• YOUR INSTRUCTIONS
Lines holding the string "after" are the ones to copy from this listing.

-- START OF PROVIDED ENTRIES --

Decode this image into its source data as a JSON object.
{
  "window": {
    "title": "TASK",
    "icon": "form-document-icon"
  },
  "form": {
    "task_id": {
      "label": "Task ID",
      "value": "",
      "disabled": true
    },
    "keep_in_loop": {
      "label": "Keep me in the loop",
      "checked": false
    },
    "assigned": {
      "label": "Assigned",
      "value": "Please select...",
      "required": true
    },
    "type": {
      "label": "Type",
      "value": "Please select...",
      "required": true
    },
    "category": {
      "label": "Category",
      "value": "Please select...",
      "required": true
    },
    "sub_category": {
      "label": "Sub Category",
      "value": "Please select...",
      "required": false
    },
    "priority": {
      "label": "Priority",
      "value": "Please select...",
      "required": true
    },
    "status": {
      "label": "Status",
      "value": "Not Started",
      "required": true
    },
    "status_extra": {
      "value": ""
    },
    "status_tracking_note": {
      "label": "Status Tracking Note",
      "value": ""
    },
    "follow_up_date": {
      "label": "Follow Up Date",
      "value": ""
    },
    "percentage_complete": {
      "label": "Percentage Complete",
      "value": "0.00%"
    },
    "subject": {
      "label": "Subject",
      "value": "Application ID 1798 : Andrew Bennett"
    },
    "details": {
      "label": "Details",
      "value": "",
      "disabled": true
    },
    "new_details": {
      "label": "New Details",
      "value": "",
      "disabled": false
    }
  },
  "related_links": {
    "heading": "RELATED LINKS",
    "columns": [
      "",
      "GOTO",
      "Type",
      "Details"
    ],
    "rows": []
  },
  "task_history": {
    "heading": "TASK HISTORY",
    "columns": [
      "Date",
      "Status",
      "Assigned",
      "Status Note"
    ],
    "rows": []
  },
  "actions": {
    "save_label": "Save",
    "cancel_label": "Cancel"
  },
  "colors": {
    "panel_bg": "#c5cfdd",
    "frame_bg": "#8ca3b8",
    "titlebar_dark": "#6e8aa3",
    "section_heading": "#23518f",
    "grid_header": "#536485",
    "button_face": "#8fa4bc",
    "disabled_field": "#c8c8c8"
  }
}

-- END OF PROVIDED ENTRIES --
-- START OF PROVIDED ENTRIES --

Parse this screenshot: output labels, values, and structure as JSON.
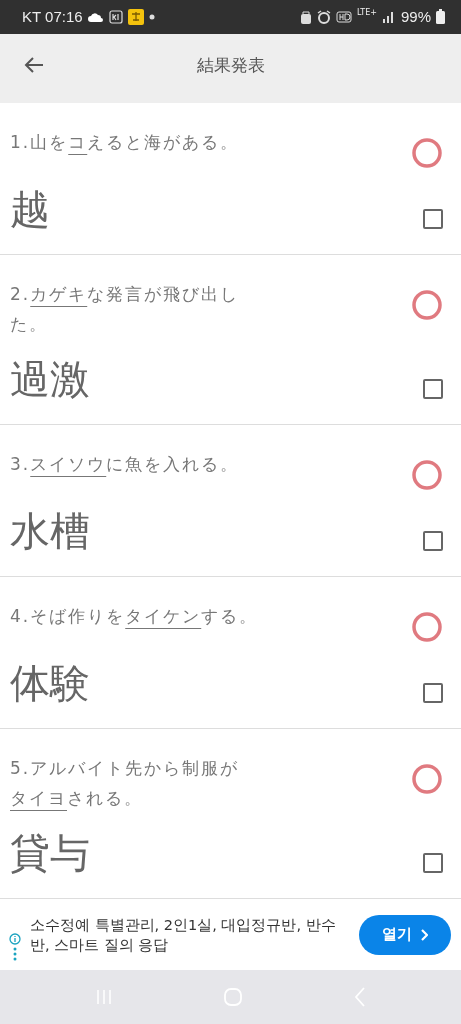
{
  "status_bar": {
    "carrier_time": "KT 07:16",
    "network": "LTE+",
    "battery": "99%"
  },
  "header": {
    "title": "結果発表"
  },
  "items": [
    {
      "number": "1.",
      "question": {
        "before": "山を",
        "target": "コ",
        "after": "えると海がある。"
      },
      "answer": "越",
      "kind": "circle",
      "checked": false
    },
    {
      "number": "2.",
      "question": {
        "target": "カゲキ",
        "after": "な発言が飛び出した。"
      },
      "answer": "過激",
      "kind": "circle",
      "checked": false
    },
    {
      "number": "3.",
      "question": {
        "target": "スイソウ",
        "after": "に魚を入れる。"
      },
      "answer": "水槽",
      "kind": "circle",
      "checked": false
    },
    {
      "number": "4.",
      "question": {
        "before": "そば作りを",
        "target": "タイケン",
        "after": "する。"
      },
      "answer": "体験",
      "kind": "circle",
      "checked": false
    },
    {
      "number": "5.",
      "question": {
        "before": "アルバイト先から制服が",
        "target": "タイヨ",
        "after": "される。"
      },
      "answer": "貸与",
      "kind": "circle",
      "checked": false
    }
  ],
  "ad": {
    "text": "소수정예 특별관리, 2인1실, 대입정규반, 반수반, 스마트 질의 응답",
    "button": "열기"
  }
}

-- END OF PROVIDED ENTRIES --

• FINAL RESULT
        "after": "えると海がある。"
        "after": "な発言が飛び出した。"
        "after": "に魚を入れる。"
        "after": "する。"
        "after": "される。"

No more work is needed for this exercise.